_Records shown_
- - - - - - -

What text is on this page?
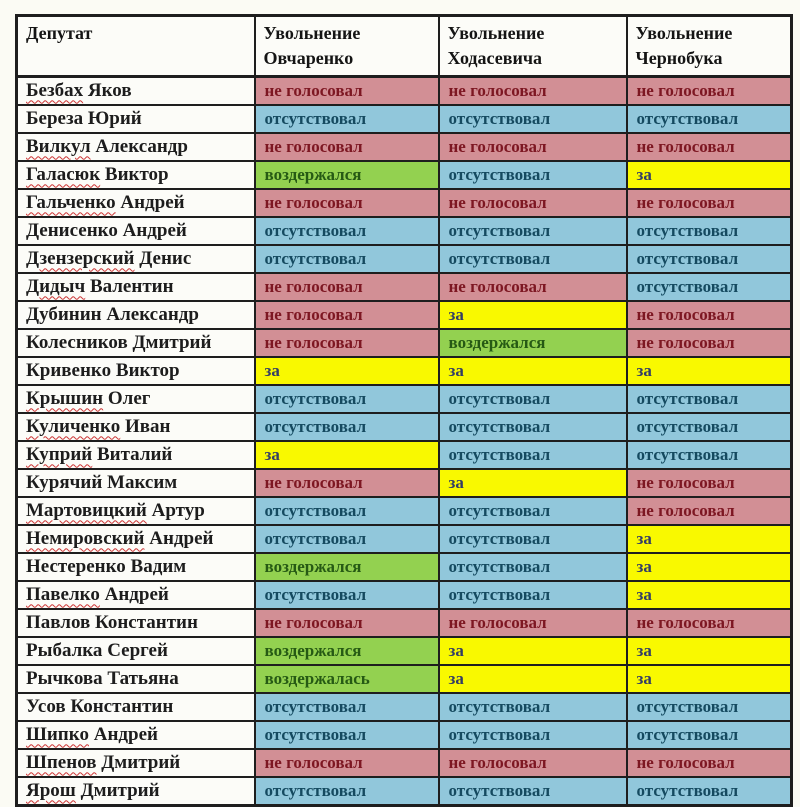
Депутат	Увольнение Овчаренко	Увольнение Ходасевича	Увольнение Чернобука
Безбах Яков	не голосовал	не голосовал	не голосовал
Береза Юрий	отсутствовал	отсутствовал	отсутствовал
Вилкул Александр	не голосовал	не голосовал	не голосовал
Галасюк Виктор	воздержался	отсутствовал	за
Гальченко Андрей	не голосовал	не голосовал	не голосовал
Денисенко Андрей	отсутствовал	отсутствовал	отсутствовал
Дзензерский Денис	отсутствовал	отсутствовал	отсутствовал
Дидыч Валентин	не голосовал	не голосовал	отсутствовал
Дубинин Александр	не голосовал	за	не голосовал
Колесников Дмитрий	не голосовал	воздержался	не голосовал
Кривенко Виктор	за	за	за
Крышин Олег	отсутствовал	отсутствовал	отсутствовал
Куличенко Иван	отсутствовал	отсутствовал	отсутствовал
Куприй Виталий	за	отсутствовал	отсутствовал
Курячий Максим	не голосовал	за	не голосовал
Мартовицкий Артур	отсутствовал	отсутствовал	не голосовал
Немировский Андрей	отсутствовал	отсутствовал	за
Нестеренко Вадим	воздержался	отсутствовал	за
Павелко Андрей	отсутствовал	отсутствовал	за
Павлов Константин	не голосовал	не голосовал	не голосовал
Рыбалка Сергей	воздержался	за	за
Рычкова Татьяна	воздержалась	за	за
Усов Константин	отсутствовал	отсутствовал	отсутствовал
Шипко Андрей	отсутствовал	отсутствовал	отсутствовал
Шпенов Дмитрий	не голосовал	не голосовал	не голосовал
Ярош Дмитрий	отсутствовал	отсутствовал	отсутствовал
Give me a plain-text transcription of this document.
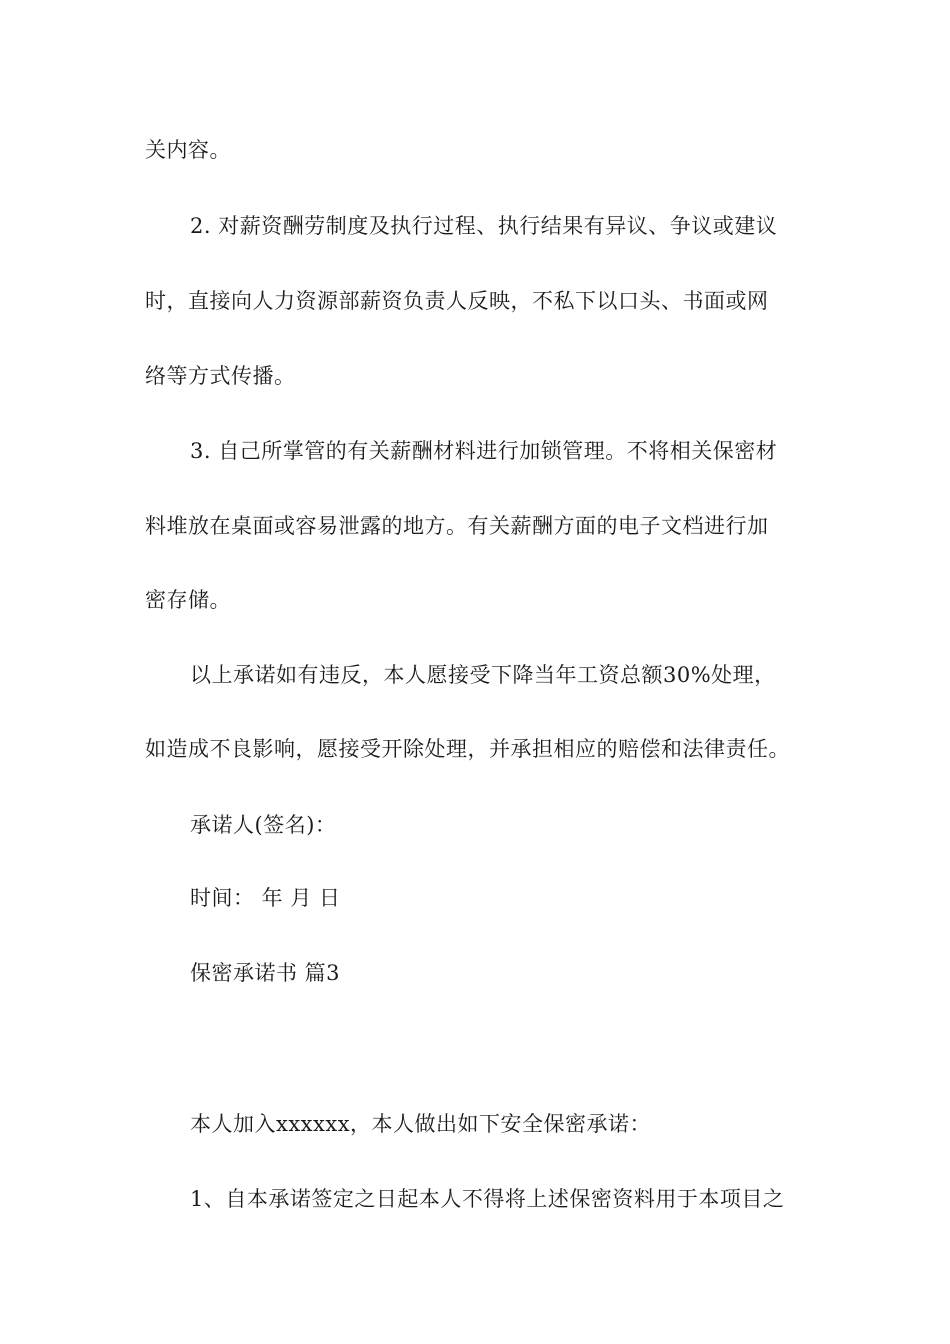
关内容。
2. 对薪资酬劳制度及执行过程、执行结果有异议、争议或建议
时，直接向人力资源部薪资负责人反映，不私下以口头、书面或网
络等方式传播。
3. 自己所掌管的有关薪酬材料进行加锁管理。不将相关保密材
料堆放在桌面或容易泄露的地方。有关薪酬方面的电子文档进行加
密存储。
以上承诺如有违反，本人愿接受下降当年工资总额30%处理，
如造成不良影响，愿接受开除处理，并承担相应的赔偿和法律责任。
承诺人(签名)：
时间： 年 月 日
保密承诺书 篇3
本人加入xxxxxx，本人做出如下安全保密承诺：
1、自本承诺签定之日起本人不得将上述保密资料用于本项目之
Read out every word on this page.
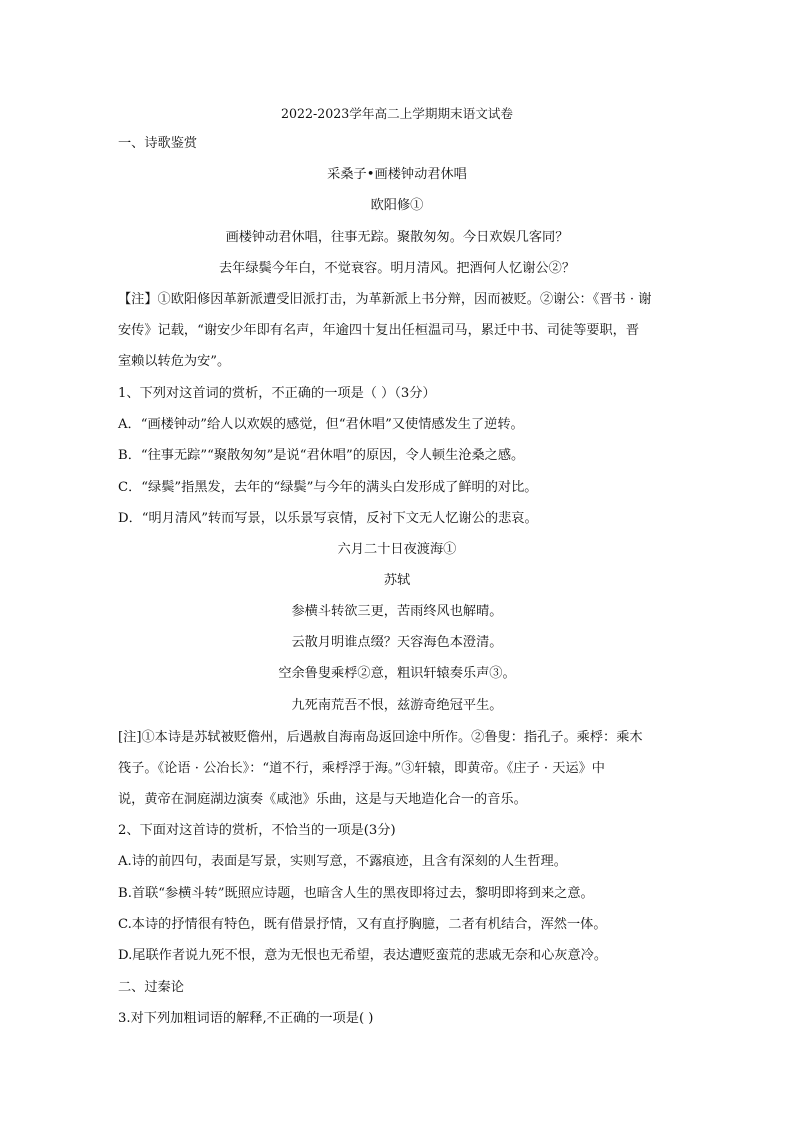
2022-2023学年高二上学期期末语文试卷
一、诗歌鉴赏
采桑子•画楼钟动君休唱
欧阳修①
画楼钟动君休唱，往事无踪。聚散匆匆。今日欢娱几客同？
去年绿鬓今年白，不觉衰容。明月清风。把酒何人忆谢公②？
【注】①欧阳修因革新派遭受旧派打击，为革新派上书分辩，因而被贬。②谢公：《晋书 · 谢
安传》记载，“谢安少年即有名声，年逾四十复出任桓温司马，累迁中书、司徒等要职，晋
室赖以转危为安”。
1、下列对这首词的赏析，不正确的一项是（ ）（3分）
A．“画楼钟动”给人以欢娱的感觉，但“君休唱”又使情感发生了逆转。
B．“往事无踪”“聚散匆匆”是说“君休唱”的原因，令人顿生沧桑之感。
C．“绿鬓”指黑发，去年的“绿鬓”与今年的满头白发形成了鲜明的对比。
D．“明月清风”转而写景，以乐景写哀情，反衬下文无人忆谢公的悲哀。
六月二十日夜渡海①
苏轼
参横斗转欲三更，苦雨终风也解晴。
云散月明谁点缀？天容海色本澄清。
空余鲁叟乘桴②意，粗识轩辕奏乐声③。
九死南荒吾不恨，兹游奇绝冠平生。
[注]①本诗是苏轼被贬儋州，后遇赦自海南岛返回途中所作。②鲁叟：指孔子。乘桴：乘木
筏子。《论语 · 公冶长》：“道不行，乘桴浮于海。”③轩辕，即黄帝。《庄子 · 天运》中
说，黄帝在洞庭湖边演奏《咸池》乐曲，这是与天地造化合一的音乐。
2、下面对这首诗的赏析，不恰当的一项是(3分)
A.诗的前四句，表面是写景，实则写意，不露痕迹，且含有深刻的人生哲理。
B.首联“参横斗转”既照应诗题，也暗含人生的黑夜即将过去，黎明即将到来之意。
C.本诗的抒情很有特色，既有借景抒情，又有直抒胸臆，二者有机结合，浑然一体。
D.尾联作者说九死不恨，意为无恨也无希望，表达遭贬蛮荒的悲戚无奈和心灰意冷。
二、过秦论
3.对下列加粗词语的解释,不正确的一项是( )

- - - - - - -

Leave the pictures out, and reproduce only the lines from the line holding "Read out every word on this page." through the last line of the material, both included.

_Task result_
Read out every word on this page.
2022-2023学年高二上学期期末语文试卷
一、诗歌鉴赏
采桑子•画楼钟动君休唱
欧阳修①
画楼钟动君休唱，往事无踪。聚散匆匆。今日欢娱几客同？
去年绿鬓今年白，不觉衰容。明月清风。把酒何人忆谢公②？
【注】①欧阳修因革新派遭受旧派打击，为革新派上书分辩，因而被贬。②谢公：《晋书 · 谢
安传》记载，“谢安少年即有名声，年逾四十复出任桓温司马，累迁中书、司徒等要职，晋
室赖以转危为安”。
1、下列对这首词的赏析，不正确的一项是（ ）（3分）
A．“画楼钟动”给人以欢娱的感觉，但“君休唱”又使情感发生了逆转。
B．“往事无踪”“聚散匆匆”是说“君休唱”的原因，令人顿生沧桑之感。
C．“绿鬓”指黑发，去年的“绿鬓”与今年的满头白发形成了鲜明的对比。
D．“明月清风”转而写景，以乐景写哀情，反衬下文无人忆谢公的悲哀。
六月二十日夜渡海①
苏轼
参横斗转欲三更，苦雨终风也解晴。
云散月明谁点缀？天容海色本澄清。
空余鲁叟乘桴②意，粗识轩辕奏乐声③。
九死南荒吾不恨，兹游奇绝冠平生。
[注]①本诗是苏轼被贬儋州，后遇赦自海南岛返回途中所作。②鲁叟：指孔子。乘桴：乘木
筏子。《论语 · 公冶长》：“道不行，乘桴浮于海。”③轩辕，即黄帝。《庄子 · 天运》中
说，黄帝在洞庭湖边演奏《咸池》乐曲，这是与天地造化合一的音乐。
2、下面对这首诗的赏析，不恰当的一项是(3分)
A.诗的前四句，表面是写景，实则写意，不露痕迹，且含有深刻的人生哲理。
B.首联“参横斗转”既照应诗题，也暗含人生的黑夜即将过去，黎明即将到来之意。
C.本诗的抒情很有特色，既有借景抒情，又有直抒胸臆，二者有机结合，浑然一体。
D.尾联作者说九死不恨，意为无恨也无希望，表达遭贬蛮荒的悲戚无奈和心灰意冷。
二、过秦论
3.对下列加粗词语的解释,不正确的一项是( )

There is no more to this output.